[Records from a collection]
*-*-*

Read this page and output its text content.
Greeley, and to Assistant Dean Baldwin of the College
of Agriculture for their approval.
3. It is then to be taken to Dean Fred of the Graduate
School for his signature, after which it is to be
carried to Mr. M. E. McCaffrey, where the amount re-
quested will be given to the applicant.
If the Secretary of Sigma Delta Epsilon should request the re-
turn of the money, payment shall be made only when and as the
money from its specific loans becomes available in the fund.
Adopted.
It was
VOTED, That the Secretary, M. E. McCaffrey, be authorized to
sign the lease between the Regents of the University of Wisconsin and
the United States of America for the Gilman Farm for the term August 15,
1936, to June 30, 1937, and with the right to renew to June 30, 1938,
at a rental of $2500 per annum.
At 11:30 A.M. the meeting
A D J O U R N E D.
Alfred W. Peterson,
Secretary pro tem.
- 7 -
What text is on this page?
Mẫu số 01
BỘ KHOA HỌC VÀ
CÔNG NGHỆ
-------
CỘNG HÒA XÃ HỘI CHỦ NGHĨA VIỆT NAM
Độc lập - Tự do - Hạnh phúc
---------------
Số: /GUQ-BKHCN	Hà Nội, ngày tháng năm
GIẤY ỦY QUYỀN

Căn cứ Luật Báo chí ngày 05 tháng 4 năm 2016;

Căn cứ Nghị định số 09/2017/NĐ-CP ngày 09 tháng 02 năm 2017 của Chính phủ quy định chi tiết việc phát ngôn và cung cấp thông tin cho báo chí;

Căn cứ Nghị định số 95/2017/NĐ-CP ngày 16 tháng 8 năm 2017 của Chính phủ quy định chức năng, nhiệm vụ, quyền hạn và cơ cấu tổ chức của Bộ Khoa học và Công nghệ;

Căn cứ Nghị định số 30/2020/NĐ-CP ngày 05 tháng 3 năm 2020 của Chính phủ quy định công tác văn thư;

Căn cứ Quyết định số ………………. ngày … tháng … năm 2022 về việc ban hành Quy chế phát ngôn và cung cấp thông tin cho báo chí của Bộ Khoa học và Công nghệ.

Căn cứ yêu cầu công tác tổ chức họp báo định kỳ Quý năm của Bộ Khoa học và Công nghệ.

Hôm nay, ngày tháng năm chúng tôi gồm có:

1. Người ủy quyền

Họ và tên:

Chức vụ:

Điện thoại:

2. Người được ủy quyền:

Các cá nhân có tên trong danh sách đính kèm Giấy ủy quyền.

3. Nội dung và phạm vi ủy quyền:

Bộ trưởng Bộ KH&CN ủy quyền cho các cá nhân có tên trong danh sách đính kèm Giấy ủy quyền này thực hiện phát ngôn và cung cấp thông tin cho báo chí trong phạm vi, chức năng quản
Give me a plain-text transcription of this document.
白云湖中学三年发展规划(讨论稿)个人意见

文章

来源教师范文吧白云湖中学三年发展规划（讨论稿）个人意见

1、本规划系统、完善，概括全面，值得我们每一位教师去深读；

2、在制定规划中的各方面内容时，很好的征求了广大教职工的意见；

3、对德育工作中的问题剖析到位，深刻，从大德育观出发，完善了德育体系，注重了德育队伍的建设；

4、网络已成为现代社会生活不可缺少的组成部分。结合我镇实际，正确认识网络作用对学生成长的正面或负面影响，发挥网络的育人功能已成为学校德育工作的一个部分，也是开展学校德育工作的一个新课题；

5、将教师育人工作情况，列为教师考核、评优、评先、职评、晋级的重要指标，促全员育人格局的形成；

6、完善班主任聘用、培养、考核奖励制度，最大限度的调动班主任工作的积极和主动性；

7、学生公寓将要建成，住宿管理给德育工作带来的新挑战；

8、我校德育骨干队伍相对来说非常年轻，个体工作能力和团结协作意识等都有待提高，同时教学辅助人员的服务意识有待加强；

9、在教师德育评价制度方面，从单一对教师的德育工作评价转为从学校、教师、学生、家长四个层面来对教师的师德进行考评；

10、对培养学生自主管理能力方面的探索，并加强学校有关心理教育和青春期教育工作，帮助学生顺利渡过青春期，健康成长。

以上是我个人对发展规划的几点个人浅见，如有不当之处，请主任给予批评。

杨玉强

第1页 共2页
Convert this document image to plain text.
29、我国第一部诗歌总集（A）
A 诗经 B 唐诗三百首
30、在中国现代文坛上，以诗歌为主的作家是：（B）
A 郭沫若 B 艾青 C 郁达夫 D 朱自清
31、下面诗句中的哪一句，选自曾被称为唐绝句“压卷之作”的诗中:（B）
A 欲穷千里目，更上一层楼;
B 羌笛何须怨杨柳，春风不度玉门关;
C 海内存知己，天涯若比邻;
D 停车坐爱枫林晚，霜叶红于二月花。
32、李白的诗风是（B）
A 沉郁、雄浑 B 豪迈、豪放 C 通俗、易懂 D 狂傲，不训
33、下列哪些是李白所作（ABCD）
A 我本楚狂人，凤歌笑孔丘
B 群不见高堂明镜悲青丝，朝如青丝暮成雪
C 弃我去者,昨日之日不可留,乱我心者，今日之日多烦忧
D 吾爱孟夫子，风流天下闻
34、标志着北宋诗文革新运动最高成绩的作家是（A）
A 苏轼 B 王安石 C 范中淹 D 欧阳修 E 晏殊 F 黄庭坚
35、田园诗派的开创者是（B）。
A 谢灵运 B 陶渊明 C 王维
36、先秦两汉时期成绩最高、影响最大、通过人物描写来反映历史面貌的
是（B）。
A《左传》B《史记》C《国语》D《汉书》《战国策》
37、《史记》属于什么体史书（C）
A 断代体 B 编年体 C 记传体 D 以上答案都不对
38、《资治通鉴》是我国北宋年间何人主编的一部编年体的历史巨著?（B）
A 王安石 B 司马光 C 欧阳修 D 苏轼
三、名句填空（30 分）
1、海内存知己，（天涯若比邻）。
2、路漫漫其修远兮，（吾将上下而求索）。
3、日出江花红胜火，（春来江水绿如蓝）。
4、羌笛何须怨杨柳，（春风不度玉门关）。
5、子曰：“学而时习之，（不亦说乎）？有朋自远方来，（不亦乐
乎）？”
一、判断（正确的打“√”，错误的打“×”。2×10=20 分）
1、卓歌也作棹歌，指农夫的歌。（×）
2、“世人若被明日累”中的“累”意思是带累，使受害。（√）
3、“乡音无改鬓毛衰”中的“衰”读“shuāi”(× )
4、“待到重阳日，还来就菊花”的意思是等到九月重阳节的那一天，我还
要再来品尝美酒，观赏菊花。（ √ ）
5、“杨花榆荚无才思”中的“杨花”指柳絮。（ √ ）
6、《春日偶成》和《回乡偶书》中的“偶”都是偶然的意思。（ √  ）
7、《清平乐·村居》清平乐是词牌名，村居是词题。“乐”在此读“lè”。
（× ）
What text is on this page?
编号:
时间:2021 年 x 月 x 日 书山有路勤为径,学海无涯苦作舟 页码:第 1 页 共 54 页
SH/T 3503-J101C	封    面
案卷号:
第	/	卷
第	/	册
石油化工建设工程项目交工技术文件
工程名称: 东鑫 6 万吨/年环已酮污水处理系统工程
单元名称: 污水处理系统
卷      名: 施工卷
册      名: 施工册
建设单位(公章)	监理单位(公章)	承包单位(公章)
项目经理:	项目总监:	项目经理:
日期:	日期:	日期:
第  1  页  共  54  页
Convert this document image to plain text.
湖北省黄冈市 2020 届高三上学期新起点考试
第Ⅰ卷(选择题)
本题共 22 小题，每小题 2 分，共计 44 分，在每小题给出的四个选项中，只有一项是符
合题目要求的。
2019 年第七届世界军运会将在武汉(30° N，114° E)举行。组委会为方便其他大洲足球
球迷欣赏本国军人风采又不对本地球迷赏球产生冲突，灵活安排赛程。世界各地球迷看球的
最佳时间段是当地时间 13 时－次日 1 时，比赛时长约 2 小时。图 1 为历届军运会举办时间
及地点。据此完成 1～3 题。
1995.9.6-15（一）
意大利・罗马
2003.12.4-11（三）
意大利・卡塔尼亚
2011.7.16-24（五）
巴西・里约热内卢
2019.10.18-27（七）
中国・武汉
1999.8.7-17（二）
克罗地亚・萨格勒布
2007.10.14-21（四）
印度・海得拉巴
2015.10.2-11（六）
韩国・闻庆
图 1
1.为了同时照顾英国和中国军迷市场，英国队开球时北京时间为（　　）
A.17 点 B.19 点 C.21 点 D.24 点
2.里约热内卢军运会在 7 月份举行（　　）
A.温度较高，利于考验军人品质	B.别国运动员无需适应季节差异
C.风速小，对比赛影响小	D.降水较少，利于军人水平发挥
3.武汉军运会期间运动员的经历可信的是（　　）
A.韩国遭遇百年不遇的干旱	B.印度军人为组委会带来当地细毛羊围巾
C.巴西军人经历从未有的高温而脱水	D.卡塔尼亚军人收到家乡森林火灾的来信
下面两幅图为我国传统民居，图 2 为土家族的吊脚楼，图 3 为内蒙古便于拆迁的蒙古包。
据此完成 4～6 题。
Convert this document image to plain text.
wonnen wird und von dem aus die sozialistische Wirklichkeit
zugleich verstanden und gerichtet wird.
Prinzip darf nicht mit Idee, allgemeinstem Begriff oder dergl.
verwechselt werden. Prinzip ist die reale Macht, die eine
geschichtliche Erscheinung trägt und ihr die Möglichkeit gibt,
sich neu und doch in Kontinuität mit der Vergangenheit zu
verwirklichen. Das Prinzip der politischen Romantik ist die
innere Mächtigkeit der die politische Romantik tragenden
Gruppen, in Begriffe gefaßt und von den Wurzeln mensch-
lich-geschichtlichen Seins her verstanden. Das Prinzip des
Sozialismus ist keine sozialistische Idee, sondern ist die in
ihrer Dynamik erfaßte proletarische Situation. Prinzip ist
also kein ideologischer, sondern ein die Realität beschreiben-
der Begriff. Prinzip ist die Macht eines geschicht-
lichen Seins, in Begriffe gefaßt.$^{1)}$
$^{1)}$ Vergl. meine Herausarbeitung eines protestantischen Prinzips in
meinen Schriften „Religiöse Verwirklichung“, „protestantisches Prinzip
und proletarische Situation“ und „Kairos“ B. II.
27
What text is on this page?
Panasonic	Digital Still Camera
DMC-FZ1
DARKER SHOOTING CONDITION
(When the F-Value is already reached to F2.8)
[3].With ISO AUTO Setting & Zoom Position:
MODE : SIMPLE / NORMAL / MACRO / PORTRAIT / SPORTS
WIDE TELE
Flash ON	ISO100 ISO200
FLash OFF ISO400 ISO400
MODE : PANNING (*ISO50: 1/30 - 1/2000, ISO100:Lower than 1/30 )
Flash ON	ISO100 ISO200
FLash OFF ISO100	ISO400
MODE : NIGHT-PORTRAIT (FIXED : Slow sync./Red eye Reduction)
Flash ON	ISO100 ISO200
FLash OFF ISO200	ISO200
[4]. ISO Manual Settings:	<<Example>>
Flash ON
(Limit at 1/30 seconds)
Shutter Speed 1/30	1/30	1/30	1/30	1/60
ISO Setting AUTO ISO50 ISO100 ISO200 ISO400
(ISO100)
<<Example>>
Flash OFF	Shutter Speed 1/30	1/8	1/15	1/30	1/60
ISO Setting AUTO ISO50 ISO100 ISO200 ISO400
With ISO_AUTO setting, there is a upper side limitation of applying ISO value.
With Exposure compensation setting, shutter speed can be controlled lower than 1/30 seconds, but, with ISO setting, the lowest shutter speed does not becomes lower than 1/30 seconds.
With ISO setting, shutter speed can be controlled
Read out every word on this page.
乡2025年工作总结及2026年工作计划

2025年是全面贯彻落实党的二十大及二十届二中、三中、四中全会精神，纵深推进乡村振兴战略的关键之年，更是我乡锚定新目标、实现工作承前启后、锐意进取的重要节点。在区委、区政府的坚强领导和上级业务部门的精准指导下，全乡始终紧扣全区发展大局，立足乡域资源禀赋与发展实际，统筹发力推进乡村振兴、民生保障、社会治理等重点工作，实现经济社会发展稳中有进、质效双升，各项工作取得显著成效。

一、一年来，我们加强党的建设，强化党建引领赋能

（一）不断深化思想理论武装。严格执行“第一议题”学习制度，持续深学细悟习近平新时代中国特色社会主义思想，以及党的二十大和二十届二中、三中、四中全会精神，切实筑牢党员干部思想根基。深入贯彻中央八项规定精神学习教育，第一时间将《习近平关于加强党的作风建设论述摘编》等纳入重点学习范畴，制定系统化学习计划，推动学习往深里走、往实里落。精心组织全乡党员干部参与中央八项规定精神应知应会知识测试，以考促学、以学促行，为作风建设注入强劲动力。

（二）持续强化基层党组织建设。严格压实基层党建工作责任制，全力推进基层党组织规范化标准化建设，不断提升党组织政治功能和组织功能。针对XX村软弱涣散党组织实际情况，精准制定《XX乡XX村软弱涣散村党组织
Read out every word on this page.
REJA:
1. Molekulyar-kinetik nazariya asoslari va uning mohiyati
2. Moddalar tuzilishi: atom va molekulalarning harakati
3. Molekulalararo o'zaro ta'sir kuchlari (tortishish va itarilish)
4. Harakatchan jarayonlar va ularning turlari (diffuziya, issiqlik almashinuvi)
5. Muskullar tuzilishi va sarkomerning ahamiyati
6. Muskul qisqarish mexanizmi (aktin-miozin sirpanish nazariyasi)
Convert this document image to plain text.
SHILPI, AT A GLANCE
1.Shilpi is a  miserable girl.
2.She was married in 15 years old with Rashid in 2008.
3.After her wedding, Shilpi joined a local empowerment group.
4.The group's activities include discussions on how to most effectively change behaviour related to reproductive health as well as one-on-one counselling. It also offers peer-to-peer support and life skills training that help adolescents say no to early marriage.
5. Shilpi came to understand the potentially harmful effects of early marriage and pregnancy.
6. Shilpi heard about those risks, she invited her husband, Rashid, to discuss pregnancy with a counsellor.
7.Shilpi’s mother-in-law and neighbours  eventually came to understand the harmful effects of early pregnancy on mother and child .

*-*-*

Work instructions: Look over the material above and show each line where "羌笛何须怨杨柳" appears.

Full response:
B 羌笛何须怨杨柳，春风不度玉门关;
4、羌笛何须怨杨柳，（春风不度玉门关）。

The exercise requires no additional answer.